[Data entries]
• • • • •
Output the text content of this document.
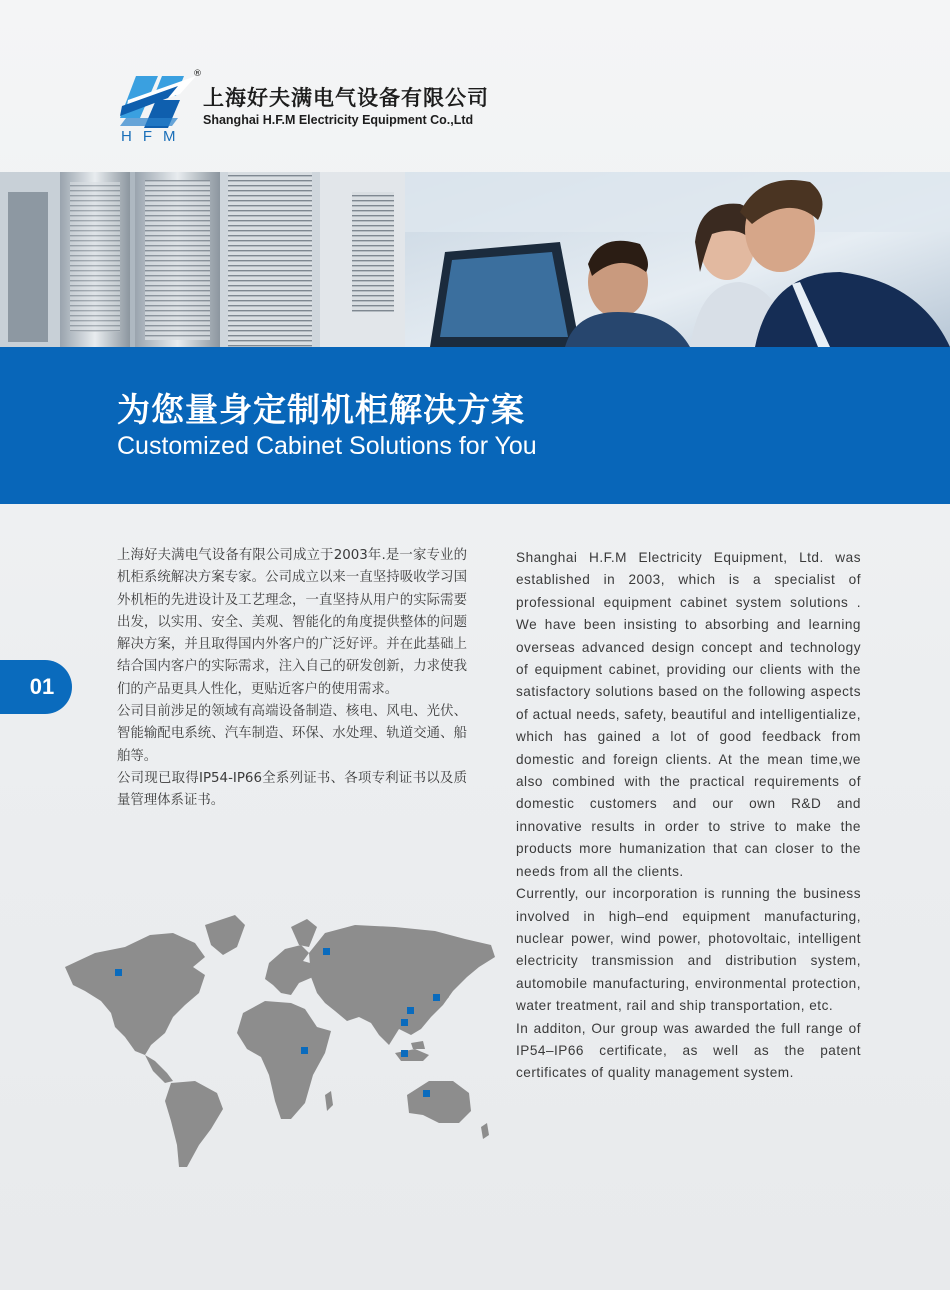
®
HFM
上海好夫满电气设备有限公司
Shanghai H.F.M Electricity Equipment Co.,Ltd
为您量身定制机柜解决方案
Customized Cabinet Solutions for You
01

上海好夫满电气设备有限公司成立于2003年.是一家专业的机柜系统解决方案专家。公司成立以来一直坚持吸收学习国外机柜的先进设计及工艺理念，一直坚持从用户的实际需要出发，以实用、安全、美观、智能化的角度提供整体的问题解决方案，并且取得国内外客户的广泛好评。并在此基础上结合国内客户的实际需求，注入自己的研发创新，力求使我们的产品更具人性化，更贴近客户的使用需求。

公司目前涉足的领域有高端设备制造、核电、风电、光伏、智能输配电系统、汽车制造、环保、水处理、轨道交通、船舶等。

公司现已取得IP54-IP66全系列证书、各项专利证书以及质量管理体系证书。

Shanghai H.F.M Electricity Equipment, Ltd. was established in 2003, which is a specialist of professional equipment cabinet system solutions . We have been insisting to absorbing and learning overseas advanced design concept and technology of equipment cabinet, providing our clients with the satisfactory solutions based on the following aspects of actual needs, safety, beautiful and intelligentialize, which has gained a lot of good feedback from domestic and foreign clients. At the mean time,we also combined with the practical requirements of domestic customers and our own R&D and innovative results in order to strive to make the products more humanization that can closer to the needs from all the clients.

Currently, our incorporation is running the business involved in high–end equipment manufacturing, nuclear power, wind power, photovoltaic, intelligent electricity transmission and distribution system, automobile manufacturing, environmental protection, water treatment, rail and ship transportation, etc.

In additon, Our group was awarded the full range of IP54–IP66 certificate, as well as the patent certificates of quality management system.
• • • • •
Show each line of the listing that holds the string "Shanghai".

Solution for this exercise:
Shanghai H.F.M Electricity Equipment Co.,Ltd
Shanghai H.F.M Electricity Equipment, Ltd. was established in 2003, which is a specialist of professional equipment cabinet system solutions . We have been insisting to absorbing and learning overseas advanced design concept and technology of equipment cabinet, providing our clients with the satisfactory solutions based on the following aspects of actual needs, safety, beautiful and intelligentialize, which has gained a lot of good feedback from domestic and foreign clients. At the mean time,we also combined with the practical requirements of domestic customers and our own R&D and innovative results in order to strive to make the products more humanization that can closer to the needs from all the clients.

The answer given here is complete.